**TEXT SHOWN**
---

Cliff Click's talk at JVMLS made it obvious that even for typical Java
or C applications, the limitations of memory bandwidth and cache
locality represent the lion's share of performance loss in modern
applications. JVMs and compilers can do various tricks to improve
this, but at the end of the day you're limited by how much you can fit
into cache and how much back-and-forth you need across threads and
between the CPU and main memory. Given that knowledge...
* Dynamic languages on the JVM have to use boxed numerics most of the
time, which means that we're creating a lot of numeric objects. Some
of these may be nearly free, immediately-collectable. Some may be
eliminated by escape analysis in future versions of the JVM (e.g.
current JDK 7, which has EA on by default). But even with the best
tricks and best GC, the use of objects for numerics is still going to
be slower (on average) than primitives. How to cope with this?
* JVM languages that use closures are forced to heap-allocate
structures in which to hold closed-over values. That means every
instantiation of those closures allocates purely-transient objects,
populates them with data, and passes them down-stack for other code
bodies to use. In this case, the objects are likely to be
longer-lived, though still potentially "youngest" generation. More
troublesome, however, is that no current JVMs can inline closures
through a megamorphic intermediate call, so we lose almost all
inlining-based optimization opportunities like escape analysis or
throw/catch reduction to a jump.
* Languages like JRuby, which have to maintain "out of band" call
stack data (basically a synthetic frame stack for cross-call data)
have to either keep a large pre-allocated frame stack in memory or
allocate frames for each call. Both have obvious GC/allocation/cache
effects.

---

**SET TASK 1**
In the JVM performance text, what accounts for the lion's share of performance loss in modern applications?
**SET TASK 2**
Pick up the JVM performance text after its last sentence and carry it on.

**RECORDED INFORMATION**
---

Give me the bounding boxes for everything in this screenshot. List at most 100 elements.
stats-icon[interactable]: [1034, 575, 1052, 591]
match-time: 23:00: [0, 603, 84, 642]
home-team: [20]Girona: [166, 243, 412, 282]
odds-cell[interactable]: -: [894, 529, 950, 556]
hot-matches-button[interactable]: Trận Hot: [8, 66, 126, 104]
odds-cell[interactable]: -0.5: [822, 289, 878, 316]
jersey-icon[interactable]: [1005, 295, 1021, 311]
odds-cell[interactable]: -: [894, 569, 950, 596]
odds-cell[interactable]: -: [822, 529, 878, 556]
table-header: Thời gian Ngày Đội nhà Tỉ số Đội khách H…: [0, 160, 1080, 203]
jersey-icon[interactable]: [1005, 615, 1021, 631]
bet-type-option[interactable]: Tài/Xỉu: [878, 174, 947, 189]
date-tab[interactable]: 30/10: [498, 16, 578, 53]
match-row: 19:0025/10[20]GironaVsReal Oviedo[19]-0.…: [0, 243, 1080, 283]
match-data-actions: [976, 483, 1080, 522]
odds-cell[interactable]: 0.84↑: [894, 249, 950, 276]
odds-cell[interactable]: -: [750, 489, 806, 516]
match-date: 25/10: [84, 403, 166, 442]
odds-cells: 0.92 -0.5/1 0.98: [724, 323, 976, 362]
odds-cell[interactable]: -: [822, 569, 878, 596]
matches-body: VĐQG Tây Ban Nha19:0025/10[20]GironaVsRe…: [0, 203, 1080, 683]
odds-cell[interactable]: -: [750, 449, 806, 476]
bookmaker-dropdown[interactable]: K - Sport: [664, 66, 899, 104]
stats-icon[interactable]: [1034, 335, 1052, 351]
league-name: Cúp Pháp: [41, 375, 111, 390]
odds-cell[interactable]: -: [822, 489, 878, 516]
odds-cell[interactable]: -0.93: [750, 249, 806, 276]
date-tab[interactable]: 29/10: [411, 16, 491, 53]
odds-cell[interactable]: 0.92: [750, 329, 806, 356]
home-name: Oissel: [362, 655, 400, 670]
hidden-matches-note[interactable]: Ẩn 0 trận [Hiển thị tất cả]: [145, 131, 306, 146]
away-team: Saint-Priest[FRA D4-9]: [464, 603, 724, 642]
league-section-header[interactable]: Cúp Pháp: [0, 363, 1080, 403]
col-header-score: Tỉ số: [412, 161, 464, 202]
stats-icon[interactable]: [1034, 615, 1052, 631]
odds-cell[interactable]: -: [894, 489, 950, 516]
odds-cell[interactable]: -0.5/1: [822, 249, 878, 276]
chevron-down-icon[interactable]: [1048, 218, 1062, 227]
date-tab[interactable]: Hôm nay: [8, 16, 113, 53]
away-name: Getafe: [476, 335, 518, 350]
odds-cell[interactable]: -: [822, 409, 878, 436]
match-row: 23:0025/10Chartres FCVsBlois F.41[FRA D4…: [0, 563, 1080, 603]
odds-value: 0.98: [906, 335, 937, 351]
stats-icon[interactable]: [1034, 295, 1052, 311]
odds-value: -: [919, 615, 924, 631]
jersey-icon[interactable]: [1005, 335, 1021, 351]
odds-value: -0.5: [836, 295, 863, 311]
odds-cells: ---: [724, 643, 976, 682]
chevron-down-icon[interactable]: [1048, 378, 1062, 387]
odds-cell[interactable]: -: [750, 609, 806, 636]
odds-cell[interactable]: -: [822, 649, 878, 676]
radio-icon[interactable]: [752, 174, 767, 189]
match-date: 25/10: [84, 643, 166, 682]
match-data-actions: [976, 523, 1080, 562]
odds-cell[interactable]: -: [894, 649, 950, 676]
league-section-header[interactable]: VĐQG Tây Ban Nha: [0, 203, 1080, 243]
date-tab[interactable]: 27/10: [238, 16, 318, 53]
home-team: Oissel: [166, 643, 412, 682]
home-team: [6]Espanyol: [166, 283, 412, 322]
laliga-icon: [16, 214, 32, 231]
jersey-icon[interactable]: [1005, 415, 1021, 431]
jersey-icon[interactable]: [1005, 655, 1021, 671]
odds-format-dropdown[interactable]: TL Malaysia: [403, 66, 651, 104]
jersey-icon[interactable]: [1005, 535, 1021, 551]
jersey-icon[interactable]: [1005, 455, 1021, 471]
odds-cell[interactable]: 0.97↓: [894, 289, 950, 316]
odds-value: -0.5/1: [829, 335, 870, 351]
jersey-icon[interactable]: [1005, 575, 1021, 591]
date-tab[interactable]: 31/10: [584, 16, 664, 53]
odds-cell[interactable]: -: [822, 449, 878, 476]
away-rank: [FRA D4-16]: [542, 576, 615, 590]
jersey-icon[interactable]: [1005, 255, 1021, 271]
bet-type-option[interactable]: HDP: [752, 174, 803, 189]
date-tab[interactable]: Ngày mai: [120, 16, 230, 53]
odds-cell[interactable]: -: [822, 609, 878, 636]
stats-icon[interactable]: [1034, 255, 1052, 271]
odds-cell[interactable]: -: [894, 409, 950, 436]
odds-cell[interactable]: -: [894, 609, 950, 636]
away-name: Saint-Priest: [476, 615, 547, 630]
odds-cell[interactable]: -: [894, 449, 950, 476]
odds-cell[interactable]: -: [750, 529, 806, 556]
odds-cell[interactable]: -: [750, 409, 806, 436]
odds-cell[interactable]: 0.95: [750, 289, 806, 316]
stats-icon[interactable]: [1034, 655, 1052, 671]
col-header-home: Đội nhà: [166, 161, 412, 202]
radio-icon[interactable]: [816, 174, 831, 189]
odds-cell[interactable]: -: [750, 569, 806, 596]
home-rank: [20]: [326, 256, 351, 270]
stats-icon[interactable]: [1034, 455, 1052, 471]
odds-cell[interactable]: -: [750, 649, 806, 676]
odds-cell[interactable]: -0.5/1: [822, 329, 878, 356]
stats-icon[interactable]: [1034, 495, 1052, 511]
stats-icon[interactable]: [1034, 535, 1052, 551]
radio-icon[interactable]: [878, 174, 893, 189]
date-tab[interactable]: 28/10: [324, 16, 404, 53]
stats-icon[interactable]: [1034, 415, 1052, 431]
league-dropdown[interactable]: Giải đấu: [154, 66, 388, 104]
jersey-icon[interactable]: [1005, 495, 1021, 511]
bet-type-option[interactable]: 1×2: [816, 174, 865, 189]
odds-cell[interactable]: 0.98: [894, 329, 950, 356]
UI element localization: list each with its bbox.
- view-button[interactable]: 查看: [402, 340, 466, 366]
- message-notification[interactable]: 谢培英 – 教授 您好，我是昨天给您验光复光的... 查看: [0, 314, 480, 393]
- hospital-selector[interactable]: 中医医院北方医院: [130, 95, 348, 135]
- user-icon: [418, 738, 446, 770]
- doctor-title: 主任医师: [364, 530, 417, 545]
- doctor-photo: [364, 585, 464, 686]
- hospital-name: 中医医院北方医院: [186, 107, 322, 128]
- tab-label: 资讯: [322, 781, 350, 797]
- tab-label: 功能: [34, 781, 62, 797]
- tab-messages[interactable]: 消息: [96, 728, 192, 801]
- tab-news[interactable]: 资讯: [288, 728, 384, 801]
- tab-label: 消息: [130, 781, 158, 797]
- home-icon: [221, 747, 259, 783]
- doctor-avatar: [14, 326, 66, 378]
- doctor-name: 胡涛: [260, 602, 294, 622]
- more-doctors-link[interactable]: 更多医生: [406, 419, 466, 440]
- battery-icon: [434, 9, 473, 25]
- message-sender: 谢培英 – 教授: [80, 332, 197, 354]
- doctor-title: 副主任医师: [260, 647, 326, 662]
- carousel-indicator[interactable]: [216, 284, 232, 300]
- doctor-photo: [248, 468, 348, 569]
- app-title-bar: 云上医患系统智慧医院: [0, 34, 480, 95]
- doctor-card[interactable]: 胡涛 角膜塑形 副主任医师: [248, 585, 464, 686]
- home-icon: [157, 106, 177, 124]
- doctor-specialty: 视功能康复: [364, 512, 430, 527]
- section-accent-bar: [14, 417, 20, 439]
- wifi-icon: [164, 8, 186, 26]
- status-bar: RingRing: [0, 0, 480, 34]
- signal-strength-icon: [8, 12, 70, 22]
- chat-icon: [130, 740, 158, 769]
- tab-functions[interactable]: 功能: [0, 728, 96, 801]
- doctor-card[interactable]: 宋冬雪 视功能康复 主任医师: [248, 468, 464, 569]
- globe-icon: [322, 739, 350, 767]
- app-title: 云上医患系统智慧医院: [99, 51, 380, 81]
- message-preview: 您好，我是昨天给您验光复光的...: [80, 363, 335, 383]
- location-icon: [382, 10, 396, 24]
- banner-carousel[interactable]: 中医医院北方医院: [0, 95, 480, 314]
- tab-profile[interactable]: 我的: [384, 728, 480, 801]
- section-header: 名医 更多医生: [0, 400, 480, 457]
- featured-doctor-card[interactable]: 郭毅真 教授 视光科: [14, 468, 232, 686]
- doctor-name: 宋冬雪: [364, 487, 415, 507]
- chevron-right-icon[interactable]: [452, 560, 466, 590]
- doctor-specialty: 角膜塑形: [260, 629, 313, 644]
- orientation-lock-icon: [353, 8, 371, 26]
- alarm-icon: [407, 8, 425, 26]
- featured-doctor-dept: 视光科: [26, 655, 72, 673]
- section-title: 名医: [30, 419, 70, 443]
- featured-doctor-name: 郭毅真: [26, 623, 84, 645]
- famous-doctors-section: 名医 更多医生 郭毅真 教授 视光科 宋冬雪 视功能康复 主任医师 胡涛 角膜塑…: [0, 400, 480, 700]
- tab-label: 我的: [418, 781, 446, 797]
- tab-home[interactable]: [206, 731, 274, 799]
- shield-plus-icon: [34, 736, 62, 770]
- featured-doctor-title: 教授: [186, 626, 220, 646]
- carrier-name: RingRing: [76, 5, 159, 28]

---

**OUTPUT 1**
The limitations of memory bandwidth and cache locality.

**OUTPUT 2**
It seems like the current state-of-the-art GC for languages with these
issues would be something G1ish, where both "newborn" and "youthful"
objects can be collected en masse. As far as allocation goes, EA is
the only solution that seems likely to help, but it depends on being
able to inline...something that's hard to do for many calls in dynamic
languages but also for non-closure-converted calls in any of these
languages.
Another wrinkle is the use of immutable structures, as in Clojure. I'm
curious whether such systems generate more garbage than those that
permit the use of in-place-mutable structures (seems to me that they
would) and how that plays into memory bandwidth, allocation and GC
rates, and whether the bulk of the extra garbage is young or gets
tenured in typical usage.
We have been trying to explore the next steps for JRuby performance,
and we have begun to suspect that we're hitting memory/alloc/GC
bottlenecks for many (most?) cases. This is obviously harder to
investigate than straight-up execution performance, since even looking
at the Hotspot assembly output doesn't always make it clear what
memory effects a piece of code will have.
So what have you all been seeing, and what tools are you using to
investigate the memory/alloc/GC impact of your languages?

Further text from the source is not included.